### DESCRIPTION OF THE TASK:
Scan the records below. List lines holding "name".

-- Start THE DATA --

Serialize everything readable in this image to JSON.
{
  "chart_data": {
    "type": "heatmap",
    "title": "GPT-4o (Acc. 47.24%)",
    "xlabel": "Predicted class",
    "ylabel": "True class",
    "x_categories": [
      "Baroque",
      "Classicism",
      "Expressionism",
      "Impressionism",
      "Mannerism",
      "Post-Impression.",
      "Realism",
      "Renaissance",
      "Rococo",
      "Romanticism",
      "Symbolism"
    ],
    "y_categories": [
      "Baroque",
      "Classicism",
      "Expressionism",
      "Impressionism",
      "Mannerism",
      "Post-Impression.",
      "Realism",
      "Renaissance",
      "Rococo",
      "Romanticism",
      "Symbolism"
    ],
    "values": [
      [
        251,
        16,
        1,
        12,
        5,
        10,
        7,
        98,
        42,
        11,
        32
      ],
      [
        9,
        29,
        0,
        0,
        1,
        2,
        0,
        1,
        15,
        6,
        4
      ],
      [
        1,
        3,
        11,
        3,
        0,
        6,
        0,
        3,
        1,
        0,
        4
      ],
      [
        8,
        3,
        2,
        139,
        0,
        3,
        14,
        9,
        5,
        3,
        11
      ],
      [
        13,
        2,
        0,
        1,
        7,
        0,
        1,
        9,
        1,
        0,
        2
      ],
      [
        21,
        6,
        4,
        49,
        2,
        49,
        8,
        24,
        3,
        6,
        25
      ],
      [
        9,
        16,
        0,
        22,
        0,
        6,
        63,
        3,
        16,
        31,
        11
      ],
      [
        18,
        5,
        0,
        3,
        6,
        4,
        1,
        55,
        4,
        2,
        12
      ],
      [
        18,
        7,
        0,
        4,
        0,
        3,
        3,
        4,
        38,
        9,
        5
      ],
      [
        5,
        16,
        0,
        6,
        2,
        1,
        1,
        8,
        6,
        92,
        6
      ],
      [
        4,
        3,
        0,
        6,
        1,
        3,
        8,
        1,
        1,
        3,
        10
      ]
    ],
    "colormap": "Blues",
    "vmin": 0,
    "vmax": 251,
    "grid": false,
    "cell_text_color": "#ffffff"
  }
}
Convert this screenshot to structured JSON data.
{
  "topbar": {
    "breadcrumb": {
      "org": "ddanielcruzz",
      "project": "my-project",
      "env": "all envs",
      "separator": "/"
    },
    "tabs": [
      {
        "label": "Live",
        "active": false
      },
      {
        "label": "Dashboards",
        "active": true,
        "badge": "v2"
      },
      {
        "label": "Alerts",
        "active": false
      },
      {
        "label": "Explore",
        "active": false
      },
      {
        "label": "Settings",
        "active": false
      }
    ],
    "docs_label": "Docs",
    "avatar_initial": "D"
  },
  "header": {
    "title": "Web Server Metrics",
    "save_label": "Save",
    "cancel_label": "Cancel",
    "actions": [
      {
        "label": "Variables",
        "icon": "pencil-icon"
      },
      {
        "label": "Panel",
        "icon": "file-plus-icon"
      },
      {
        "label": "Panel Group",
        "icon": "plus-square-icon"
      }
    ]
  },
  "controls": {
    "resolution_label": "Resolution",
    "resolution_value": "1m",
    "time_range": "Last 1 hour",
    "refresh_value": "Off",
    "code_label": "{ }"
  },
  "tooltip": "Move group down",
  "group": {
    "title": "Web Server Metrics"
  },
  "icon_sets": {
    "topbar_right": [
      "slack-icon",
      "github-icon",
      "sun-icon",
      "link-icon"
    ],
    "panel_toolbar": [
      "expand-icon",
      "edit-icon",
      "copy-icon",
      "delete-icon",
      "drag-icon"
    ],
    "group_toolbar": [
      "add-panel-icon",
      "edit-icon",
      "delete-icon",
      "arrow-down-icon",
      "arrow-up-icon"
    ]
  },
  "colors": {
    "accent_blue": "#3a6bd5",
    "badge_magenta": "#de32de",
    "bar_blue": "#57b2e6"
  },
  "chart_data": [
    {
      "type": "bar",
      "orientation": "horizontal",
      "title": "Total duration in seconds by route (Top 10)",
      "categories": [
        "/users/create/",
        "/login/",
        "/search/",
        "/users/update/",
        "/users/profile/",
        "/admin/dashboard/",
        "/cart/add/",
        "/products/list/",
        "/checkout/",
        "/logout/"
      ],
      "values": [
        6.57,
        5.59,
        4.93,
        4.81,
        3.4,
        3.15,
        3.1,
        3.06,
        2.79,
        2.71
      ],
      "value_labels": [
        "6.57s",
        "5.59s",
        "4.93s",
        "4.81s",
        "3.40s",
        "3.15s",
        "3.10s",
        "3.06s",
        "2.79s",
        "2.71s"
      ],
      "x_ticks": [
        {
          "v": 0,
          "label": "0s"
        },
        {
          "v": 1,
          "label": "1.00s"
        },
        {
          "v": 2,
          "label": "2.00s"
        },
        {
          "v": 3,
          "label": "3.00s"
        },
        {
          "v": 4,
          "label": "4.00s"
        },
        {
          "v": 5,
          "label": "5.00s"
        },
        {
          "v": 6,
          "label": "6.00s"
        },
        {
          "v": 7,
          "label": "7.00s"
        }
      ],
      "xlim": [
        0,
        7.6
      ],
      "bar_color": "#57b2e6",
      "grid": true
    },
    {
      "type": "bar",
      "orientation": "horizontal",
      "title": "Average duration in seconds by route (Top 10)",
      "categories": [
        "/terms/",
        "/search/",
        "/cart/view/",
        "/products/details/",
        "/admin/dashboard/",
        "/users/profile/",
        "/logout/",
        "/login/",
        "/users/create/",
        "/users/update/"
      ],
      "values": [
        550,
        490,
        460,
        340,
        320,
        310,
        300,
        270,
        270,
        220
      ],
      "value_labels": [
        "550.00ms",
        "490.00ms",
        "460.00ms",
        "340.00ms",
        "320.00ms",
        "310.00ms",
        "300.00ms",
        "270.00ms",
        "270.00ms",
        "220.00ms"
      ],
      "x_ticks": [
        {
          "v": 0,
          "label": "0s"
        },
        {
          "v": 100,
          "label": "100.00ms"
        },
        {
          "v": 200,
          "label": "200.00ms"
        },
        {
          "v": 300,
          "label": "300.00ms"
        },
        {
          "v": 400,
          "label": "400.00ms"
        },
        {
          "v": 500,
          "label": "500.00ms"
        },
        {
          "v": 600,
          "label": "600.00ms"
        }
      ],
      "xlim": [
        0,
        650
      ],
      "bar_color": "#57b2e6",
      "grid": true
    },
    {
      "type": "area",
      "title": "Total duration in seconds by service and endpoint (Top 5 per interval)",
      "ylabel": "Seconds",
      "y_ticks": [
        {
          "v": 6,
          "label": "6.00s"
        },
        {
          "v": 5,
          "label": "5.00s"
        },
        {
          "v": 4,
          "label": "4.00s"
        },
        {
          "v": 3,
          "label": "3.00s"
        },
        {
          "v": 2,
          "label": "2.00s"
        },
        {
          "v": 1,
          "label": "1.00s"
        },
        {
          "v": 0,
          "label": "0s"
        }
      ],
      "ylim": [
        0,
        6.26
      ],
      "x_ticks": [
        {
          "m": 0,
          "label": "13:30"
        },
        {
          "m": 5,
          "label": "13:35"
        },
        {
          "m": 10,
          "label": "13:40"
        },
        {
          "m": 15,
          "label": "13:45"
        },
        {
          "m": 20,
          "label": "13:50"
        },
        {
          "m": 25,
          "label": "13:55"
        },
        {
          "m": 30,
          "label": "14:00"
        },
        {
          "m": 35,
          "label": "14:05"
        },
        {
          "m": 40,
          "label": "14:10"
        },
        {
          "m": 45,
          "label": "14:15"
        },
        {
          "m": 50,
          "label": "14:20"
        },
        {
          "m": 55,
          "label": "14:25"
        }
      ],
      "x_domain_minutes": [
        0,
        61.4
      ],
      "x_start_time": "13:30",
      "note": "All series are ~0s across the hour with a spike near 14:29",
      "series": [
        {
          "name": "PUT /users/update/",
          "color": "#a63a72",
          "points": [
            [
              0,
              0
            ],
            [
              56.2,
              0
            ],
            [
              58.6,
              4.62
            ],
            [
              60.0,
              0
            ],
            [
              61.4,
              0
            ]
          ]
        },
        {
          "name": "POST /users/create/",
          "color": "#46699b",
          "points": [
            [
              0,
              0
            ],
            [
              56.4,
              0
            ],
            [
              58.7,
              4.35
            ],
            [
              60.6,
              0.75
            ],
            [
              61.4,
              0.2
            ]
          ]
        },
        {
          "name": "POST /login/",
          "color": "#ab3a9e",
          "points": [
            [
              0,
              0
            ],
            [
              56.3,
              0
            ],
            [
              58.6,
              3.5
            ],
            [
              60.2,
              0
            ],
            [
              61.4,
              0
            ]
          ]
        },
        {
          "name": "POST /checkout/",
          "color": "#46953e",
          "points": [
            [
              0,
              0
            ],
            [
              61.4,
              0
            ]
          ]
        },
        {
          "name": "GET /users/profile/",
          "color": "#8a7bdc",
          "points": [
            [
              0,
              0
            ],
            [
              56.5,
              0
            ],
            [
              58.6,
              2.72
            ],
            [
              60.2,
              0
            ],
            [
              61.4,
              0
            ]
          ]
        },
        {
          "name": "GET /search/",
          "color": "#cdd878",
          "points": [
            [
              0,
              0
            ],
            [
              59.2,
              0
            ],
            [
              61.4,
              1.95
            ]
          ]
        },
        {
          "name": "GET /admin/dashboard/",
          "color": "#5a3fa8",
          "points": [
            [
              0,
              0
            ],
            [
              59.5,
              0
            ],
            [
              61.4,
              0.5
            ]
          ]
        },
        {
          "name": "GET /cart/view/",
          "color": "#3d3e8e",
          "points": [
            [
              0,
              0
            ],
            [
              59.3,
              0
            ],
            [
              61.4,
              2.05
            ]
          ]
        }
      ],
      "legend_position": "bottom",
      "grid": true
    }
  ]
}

-- End THE DATA --

### SOLUTION TO THIS TASK:
          "name": "PUT /users/update/",
          "name": "POST /users/create/",
          "name": "POST /login/",
          "name": "POST /checkout/",
          "name": "GET /users/profile/",
          "name": "GET /search/",
          "name": "GET /admin/dashboard/",
          "name": "GET /cart/view/",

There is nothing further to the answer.